> _EXTRACTED RECORDS_
----------
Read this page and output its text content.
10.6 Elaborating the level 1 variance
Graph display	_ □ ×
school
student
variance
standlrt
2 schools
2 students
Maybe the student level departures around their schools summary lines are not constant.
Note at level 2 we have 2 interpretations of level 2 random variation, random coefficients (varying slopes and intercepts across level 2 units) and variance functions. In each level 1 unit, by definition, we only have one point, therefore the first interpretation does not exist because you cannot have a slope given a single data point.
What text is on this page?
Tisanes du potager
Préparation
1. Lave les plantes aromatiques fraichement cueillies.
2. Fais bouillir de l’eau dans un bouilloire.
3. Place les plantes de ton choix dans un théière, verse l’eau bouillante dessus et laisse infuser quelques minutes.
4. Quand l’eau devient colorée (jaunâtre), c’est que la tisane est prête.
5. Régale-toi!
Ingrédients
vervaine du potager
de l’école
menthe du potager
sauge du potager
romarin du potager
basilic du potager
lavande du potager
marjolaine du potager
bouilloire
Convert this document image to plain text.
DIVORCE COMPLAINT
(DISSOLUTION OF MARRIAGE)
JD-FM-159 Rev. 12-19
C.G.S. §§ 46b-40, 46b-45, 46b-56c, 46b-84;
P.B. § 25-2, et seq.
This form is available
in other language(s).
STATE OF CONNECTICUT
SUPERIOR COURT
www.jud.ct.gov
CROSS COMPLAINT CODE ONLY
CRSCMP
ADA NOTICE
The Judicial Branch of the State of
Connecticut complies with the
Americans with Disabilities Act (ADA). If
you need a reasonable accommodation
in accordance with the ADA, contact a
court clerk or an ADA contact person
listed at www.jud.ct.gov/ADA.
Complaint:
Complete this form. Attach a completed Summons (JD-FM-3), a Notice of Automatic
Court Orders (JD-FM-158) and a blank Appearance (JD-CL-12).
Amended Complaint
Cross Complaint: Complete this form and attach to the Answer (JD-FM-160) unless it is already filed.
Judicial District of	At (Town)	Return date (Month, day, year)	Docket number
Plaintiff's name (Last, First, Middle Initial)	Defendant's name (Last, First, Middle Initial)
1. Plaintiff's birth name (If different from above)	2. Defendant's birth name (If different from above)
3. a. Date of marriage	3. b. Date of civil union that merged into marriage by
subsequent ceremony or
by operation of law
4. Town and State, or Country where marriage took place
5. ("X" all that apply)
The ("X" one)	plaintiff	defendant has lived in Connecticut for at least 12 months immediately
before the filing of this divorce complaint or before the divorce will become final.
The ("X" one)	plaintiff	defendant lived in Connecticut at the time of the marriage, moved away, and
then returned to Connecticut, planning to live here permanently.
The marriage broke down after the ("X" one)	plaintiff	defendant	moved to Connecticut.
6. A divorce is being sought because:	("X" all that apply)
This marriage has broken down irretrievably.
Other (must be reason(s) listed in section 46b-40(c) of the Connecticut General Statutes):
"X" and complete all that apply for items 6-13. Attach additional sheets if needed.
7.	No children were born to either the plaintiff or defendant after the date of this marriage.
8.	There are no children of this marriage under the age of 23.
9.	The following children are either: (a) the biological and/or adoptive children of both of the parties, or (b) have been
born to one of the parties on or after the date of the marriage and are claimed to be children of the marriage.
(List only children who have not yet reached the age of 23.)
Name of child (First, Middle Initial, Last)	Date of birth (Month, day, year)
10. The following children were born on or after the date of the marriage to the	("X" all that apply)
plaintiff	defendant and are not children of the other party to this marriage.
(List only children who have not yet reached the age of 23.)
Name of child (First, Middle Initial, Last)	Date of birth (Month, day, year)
----------
> _EXERCISE_
Write out the whole listing again, exactly as it stands.

> _REPLY_
Read this page and output its text content.
10.6 Elaborating the level 1 variance
Graph display	_ □ ×
school
student
variance
standlrt
2 schools
2 students
Maybe the student level departures around their schools summary lines are not constant.
Note at level 2 we have 2 interpretations of level 2 random variation, random coefficients (varying slopes and intercepts across level 2 units) and variance functions. In each level 1 unit, by definition, we only have one point, therefore the first interpretation does not exist because you cannot have a slope given a single data point.
What text is on this page?
Tisanes du potager
Préparation
1. Lave les plantes aromatiques fraichement cueillies.
2. Fais bouillir de l’eau dans un bouilloire.
3. Place les plantes de ton choix dans un théière, verse l’eau bouillante dessus et laisse infuser quelques minutes.
4. Quand l’eau devient colorée (jaunâtre), c’est que la tisane est prête.
5. Régale-toi!
Ingrédients
vervaine du potager
de l’école
menthe du potager
sauge du potager
romarin du potager
basilic du potager
lavande du potager
marjolaine du potager
bouilloire
Convert this document image to plain text.
DIVORCE COMPLAINT
(DISSOLUTION OF MARRIAGE)
JD-FM-159 Rev. 12-19
C.G.S. §§ 46b-40, 46b-45, 46b-56c, 46b-84;
P.B. § 25-2, et seq.
This form is available
in other language(s).
STATE OF CONNECTICUT
SUPERIOR COURT
www.jud.ct.gov
CROSS COMPLAINT CODE ONLY
CRSCMP
ADA NOTICE
The Judicial Branch of the State of
Connecticut complies with the
Americans with Disabilities Act (ADA). If
you need a reasonable accommodation
in accordance with the ADA, contact a
court clerk or an ADA contact person
listed at www.jud.ct.gov/ADA.
Complaint:
Complete this form. Attach a completed Summons (JD-FM-3), a Notice of Automatic
Court Orders (JD-FM-158) and a blank Appearance (JD-CL-12).
Amended Complaint
Cross Complaint: Complete this form and attach to the Answer (JD-FM-160) unless it is already filed.
Judicial District of	At (Town)	Return date (Month, day, year)	Docket number
Plaintiff's name (Last, First, Middle Initial)	Defendant's name (Last, First, Middle Initial)
1. Plaintiff's birth name (If different from above)	2. Defendant's birth name (If different from above)
3. a. Date of marriage	3. b. Date of civil union that merged into marriage by
subsequent ceremony or
by operation of law
4. Town and State, or Country where marriage took place
5. ("X" all that apply)
The ("X" one)	plaintiff	defendant has lived in Connecticut for at least 12 months immediately
before the filing of this divorce complaint or before the divorce will become final.
The ("X" one)	plaintiff	defendant lived in Connecticut at the time of the marriage, moved away, and
then returned to Connecticut, planning to live here permanently.
The marriage broke down after the ("X" one)	plaintiff	defendant	moved to Connecticut.
6. A divorce is being sought because:	("X" all that apply)
This marriage has broken down irretrievably.
Other (must be reason(s) listed in section 46b-40(c) of the Connecticut General Statutes):
"X" and complete all that apply for items 6-13. Attach additional sheets if needed.
7.	No children were born to either the plaintiff or defendant after the date of this marriage.
8.	There are no children of this marriage under the age of 23.
9.	The following children are either: (a) the biological and/or adoptive children of both of the parties, or (b) have been
born to one of the parties on or after the date of the marriage and are claimed to be children of the marriage.
(List only children who have not yet reached the age of 23.)
Name of child (First, Middle Initial, Last)	Date of birth (Month, day, year)
10. The following children were born on or after the date of the marriage to the	("X" all that apply)
plaintiff	defendant and are not children of the other party to this marriage.
(List only children who have not yet reached the age of 23.)
Name of child (First, Middle Initial, Last)	Date of birth (Month, day, year)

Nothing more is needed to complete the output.